··· GIVEN DATA ···
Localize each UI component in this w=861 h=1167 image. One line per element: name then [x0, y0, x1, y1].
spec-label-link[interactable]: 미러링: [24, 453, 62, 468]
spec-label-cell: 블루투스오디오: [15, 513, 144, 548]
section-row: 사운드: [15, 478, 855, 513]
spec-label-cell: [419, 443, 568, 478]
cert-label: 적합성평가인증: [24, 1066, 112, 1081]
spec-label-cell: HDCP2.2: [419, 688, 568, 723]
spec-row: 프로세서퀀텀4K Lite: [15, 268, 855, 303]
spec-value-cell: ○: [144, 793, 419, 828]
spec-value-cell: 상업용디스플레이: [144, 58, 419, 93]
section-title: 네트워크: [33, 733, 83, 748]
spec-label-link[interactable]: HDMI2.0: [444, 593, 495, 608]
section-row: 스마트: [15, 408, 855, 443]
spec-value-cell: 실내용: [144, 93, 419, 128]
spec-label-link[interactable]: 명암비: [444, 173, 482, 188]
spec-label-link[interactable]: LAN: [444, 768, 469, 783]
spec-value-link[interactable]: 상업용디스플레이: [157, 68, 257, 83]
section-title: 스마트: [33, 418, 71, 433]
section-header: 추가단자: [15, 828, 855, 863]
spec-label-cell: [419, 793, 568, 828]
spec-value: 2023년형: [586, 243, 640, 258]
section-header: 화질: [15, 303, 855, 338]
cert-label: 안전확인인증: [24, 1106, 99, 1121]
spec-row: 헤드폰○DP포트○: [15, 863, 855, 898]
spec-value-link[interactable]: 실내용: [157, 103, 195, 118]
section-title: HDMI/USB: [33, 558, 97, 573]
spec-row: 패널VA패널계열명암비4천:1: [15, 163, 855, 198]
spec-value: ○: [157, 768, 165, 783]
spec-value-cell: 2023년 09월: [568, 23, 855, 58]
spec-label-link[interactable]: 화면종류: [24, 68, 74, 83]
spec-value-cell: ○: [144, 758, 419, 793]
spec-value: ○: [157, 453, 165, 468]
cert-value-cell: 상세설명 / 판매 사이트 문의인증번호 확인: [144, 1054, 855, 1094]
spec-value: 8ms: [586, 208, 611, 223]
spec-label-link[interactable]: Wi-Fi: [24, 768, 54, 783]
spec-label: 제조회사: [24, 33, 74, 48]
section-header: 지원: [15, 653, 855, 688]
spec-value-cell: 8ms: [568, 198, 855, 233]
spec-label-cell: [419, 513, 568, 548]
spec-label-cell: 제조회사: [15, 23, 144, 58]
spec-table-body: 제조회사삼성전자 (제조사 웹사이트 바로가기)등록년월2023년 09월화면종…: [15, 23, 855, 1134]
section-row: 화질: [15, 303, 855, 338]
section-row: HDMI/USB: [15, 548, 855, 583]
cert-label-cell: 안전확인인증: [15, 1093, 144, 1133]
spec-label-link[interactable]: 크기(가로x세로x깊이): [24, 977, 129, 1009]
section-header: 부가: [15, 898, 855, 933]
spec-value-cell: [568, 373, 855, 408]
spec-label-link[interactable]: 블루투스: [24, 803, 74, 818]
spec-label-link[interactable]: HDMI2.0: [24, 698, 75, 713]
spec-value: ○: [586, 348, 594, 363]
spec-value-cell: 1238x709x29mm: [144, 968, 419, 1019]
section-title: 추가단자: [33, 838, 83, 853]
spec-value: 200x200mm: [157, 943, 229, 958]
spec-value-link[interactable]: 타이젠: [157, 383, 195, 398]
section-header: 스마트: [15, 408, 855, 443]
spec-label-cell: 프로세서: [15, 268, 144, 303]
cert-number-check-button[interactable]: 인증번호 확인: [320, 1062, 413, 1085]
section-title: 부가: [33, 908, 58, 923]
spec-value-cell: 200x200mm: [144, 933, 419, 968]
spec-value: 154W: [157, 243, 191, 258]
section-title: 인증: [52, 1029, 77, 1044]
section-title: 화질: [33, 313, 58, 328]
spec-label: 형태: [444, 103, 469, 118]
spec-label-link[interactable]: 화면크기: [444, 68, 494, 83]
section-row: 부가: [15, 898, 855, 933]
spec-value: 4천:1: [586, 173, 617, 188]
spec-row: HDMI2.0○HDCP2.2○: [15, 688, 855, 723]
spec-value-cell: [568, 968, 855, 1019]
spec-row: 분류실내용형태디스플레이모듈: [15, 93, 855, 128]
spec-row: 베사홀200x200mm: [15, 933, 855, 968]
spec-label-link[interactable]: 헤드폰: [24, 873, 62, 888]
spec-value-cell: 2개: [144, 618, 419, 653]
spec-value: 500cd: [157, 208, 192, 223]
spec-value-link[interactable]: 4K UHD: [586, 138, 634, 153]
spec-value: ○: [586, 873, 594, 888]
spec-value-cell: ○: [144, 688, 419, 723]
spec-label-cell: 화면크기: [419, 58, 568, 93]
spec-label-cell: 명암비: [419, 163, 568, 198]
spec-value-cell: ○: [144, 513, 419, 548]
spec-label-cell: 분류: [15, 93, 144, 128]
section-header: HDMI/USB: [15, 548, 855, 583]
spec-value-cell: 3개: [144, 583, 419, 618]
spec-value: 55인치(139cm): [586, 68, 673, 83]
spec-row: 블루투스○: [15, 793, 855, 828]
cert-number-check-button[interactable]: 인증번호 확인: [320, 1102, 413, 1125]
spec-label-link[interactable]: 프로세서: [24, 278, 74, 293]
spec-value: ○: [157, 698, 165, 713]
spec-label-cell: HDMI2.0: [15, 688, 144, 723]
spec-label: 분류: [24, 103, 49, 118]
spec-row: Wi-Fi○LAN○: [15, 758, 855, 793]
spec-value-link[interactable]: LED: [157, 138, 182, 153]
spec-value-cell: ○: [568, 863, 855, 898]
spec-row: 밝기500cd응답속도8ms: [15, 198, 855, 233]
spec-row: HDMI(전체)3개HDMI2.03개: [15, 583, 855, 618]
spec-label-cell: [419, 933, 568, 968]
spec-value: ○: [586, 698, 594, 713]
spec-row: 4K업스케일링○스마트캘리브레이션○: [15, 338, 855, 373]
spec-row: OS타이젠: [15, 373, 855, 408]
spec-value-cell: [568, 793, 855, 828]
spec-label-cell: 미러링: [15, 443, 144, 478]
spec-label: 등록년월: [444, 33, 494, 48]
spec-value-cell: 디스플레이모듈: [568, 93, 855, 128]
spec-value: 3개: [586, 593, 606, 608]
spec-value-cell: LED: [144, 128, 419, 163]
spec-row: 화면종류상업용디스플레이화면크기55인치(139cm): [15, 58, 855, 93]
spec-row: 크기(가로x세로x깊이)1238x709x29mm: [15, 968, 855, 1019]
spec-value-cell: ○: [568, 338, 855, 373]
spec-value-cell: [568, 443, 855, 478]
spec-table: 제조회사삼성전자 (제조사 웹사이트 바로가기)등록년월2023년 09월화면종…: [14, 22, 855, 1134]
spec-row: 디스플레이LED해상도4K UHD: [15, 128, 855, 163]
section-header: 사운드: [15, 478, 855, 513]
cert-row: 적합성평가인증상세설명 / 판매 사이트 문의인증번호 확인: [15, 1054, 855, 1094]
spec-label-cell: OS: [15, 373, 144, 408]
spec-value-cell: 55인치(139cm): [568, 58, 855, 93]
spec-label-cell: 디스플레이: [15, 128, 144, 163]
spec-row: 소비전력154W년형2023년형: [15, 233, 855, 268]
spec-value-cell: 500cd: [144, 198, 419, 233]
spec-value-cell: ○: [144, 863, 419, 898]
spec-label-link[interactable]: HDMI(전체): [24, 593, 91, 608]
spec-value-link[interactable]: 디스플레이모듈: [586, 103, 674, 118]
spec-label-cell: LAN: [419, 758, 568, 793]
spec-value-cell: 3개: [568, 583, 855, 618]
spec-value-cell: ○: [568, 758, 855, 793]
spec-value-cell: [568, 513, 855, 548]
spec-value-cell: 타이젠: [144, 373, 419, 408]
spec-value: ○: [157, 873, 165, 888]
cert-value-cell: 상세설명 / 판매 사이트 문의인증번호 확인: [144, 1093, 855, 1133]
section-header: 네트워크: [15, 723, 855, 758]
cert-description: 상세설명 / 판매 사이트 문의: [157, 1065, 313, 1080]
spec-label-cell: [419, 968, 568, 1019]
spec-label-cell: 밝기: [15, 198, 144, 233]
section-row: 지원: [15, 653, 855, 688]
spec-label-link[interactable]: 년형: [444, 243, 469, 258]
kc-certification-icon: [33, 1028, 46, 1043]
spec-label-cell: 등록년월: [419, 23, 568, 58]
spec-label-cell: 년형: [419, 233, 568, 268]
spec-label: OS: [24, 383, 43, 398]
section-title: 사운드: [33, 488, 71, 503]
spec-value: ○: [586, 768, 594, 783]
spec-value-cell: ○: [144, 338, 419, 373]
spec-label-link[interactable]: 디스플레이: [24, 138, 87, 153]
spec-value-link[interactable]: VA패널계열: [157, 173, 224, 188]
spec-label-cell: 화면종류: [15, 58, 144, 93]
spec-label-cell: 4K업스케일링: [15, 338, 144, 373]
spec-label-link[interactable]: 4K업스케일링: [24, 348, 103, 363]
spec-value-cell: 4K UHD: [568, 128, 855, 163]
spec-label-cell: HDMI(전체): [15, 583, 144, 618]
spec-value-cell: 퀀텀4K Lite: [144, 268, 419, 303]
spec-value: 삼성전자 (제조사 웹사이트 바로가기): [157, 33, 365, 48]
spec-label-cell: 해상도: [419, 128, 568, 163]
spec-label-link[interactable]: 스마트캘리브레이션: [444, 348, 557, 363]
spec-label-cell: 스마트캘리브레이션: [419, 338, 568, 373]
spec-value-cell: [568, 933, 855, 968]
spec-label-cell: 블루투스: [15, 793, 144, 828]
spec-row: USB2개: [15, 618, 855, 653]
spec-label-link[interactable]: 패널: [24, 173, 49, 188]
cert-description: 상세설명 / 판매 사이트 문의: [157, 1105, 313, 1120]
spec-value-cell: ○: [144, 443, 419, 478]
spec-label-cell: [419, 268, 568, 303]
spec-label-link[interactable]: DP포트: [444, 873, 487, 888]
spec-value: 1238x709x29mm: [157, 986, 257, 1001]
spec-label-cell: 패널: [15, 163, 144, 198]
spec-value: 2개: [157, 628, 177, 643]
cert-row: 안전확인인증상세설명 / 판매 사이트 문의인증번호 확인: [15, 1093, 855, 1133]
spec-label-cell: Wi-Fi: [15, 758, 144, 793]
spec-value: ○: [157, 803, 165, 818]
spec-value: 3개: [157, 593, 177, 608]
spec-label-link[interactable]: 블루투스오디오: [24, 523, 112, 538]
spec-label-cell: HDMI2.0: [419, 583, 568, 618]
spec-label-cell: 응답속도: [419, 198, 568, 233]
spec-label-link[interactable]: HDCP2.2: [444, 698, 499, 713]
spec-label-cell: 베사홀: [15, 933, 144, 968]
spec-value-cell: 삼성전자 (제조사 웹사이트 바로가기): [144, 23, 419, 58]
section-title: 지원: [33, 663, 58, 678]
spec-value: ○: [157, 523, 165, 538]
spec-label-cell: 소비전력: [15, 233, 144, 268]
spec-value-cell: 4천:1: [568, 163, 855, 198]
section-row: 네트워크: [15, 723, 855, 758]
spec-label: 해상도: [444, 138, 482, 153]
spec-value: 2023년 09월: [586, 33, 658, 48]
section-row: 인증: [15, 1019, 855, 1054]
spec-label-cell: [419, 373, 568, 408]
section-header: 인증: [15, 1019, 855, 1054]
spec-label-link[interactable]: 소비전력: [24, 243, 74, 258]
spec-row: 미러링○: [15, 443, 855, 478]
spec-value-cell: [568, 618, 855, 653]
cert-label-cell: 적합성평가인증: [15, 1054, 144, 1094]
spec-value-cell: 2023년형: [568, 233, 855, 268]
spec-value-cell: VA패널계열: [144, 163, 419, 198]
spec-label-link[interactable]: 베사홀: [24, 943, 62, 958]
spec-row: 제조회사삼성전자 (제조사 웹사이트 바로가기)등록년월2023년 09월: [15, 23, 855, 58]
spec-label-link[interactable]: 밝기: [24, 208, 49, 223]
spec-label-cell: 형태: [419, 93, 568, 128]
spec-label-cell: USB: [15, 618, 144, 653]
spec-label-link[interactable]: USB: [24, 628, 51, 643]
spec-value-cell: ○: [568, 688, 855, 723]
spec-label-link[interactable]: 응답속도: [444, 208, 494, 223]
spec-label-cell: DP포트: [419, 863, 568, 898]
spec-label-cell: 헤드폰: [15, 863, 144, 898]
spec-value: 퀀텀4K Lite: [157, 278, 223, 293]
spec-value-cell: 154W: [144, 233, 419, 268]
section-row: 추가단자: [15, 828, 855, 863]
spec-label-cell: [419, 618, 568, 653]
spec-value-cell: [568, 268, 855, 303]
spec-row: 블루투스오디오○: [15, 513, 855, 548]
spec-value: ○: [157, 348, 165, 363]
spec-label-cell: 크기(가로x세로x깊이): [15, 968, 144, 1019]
···
Reproduce the lines verbatim, starting at the first line of the records and ending at the line that contains "spec-label-link[interactable]: HDMI2.0: [444, 593, 495, 608]", both included.

■ ANSWER IN FULL ■
Localize each UI component in this w=861 h=1167 image. One line per element: name then [x0, y0, x1, y1].
spec-label-link[interactable]: 미러링: [24, 453, 62, 468]
spec-label-cell: 블루투스오디오: [15, 513, 144, 548]
section-row: 사운드: [15, 478, 855, 513]
spec-label-cell: [419, 443, 568, 478]
cert-label: 적합성평가인증: [24, 1066, 112, 1081]
spec-label-cell: HDCP2.2: [419, 688, 568, 723]
spec-row: 프로세서퀀텀4K Lite: [15, 268, 855, 303]
spec-value-cell: ○: [144, 793, 419, 828]
spec-value-cell: 상업용디스플레이: [144, 58, 419, 93]
section-title: 네트워크: [33, 733, 83, 748]
spec-label-link[interactable]: HDMI2.0: [444, 593, 495, 608]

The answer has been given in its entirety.